**Task to carry out:** Copy out the data below as written; omit any images.
↓↓↓
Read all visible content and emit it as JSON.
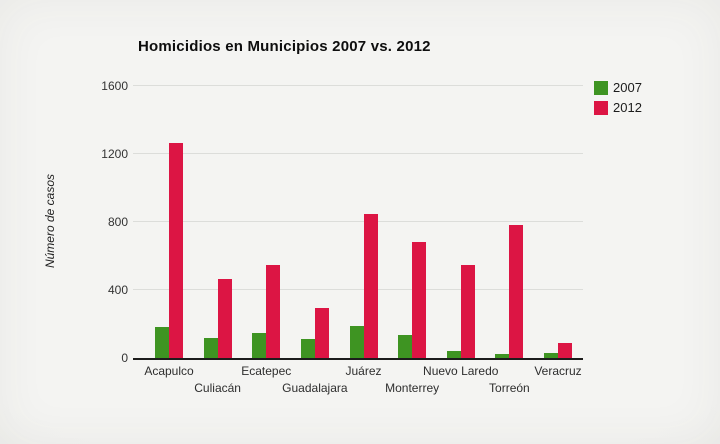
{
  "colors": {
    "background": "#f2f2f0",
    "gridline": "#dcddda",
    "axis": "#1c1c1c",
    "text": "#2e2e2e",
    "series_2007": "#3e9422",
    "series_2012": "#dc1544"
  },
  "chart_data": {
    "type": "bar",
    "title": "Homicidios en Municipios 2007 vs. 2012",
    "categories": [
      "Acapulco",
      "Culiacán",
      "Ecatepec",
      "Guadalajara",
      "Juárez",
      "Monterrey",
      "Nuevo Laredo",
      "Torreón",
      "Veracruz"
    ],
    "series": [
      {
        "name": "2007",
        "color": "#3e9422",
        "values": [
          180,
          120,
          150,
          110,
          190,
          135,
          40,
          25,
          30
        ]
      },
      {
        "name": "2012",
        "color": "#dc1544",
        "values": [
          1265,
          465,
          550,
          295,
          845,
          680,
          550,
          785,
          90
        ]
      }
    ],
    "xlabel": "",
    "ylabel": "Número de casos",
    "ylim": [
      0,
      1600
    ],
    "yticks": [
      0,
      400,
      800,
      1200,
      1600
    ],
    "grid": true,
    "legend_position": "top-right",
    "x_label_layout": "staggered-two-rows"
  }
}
↑↑↑
**Task output:**
Read all visible content and emit it as JSON.
{
  "colors": {
    "background": "#f2f2f0",
    "gridline": "#dcddda",
    "axis": "#1c1c1c",
    "text": "#2e2e2e",
    "series_2007": "#3e9422",
    "series_2012": "#dc1544"
  },
  "chart_data": {
    "type": "bar",
    "title": "Homicidios en Municipios 2007 vs. 2012",
    "categories": [
      "Acapulco",
      "Culiacán",
      "Ecatepec",
      "Guadalajara",
      "Juárez",
      "Monterrey",
      "Nuevo Laredo",
      "Torreón",
      "Veracruz"
    ],
    "series": [
      {
        "name": "2007",
        "color": "#3e9422",
        "values": [
          180,
          120,
          150,
          110,
          190,
          135,
          40,
          25,
          30
        ]
      },
      {
        "name": "2012",
        "color": "#dc1544",
        "values": [
          1265,
          465,
          550,
          295,
          845,
          680,
          550,
          785,
          90
        ]
      }
    ],
    "xlabel": "",
    "ylabel": "Número de casos",
    "ylim": [
      0,
      1600
    ],
    "yticks": [
      0,
      400,
      800,
      1200,
      1600
    ],
    "grid": true,
    "legend_position": "top-right",
    "x_label_layout": "staggered-two-rows"
  }
}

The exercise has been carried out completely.